▸ AIM OF THE TASK: Identify the lines that contain the string "Probability" and copy all of them.

── TASK INPUTS ──

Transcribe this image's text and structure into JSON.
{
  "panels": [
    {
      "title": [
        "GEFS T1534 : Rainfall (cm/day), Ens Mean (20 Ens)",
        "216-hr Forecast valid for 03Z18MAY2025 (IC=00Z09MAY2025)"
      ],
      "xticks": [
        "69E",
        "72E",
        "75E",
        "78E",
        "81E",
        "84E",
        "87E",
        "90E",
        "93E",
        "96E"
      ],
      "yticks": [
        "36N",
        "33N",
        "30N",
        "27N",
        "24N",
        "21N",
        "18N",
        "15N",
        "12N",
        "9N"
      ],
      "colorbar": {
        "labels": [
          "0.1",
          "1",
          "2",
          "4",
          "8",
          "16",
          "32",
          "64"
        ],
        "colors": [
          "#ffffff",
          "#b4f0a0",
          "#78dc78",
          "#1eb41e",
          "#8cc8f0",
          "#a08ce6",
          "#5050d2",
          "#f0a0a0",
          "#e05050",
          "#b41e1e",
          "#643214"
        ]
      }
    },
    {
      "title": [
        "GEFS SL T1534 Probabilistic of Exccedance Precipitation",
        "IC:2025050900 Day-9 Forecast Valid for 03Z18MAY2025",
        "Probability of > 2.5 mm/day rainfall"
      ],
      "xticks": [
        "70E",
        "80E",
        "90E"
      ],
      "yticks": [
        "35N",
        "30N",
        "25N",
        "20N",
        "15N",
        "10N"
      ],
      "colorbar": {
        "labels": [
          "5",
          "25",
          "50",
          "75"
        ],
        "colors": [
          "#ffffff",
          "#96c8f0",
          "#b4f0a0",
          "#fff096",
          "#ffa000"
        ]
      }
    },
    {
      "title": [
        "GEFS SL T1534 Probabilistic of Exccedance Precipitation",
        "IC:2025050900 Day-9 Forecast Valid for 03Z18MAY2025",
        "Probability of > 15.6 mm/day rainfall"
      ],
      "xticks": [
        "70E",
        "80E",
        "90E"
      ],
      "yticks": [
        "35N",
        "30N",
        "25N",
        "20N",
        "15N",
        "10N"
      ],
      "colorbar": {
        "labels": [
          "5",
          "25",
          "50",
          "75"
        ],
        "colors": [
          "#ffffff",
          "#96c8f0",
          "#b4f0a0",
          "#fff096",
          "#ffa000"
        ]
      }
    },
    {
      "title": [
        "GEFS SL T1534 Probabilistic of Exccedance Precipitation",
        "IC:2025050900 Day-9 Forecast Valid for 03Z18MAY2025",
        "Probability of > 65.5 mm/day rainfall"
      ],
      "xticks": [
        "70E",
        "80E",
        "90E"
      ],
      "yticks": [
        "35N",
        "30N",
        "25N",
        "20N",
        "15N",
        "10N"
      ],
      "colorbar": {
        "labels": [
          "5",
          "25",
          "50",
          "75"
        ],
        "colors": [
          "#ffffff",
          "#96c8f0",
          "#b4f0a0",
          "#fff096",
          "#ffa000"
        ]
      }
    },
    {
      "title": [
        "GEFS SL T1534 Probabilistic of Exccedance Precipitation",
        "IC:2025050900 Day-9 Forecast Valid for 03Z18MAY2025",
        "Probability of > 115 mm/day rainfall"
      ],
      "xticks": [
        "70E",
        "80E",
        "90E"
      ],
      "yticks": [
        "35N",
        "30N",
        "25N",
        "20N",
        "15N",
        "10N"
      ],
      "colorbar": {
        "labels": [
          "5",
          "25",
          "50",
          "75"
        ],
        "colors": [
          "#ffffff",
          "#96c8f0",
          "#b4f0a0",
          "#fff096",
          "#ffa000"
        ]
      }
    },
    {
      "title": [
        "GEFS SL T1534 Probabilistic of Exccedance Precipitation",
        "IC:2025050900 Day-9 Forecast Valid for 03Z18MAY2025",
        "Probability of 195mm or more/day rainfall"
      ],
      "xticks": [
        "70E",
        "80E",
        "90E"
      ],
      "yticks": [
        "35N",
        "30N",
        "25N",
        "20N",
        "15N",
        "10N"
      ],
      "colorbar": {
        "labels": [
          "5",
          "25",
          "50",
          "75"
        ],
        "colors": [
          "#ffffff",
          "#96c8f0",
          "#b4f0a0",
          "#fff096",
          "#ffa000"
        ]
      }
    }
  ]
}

───

▸ EXPECTED ANSWER:
        "Probability of > 2.5 mm/day rainfall"
        "Probability of > 15.6 mm/day rainfall"
        "Probability of > 65.5 mm/day rainfall"
        "Probability of > 115 mm/day rainfall"
        "Probability of 195mm or more/day rainfall"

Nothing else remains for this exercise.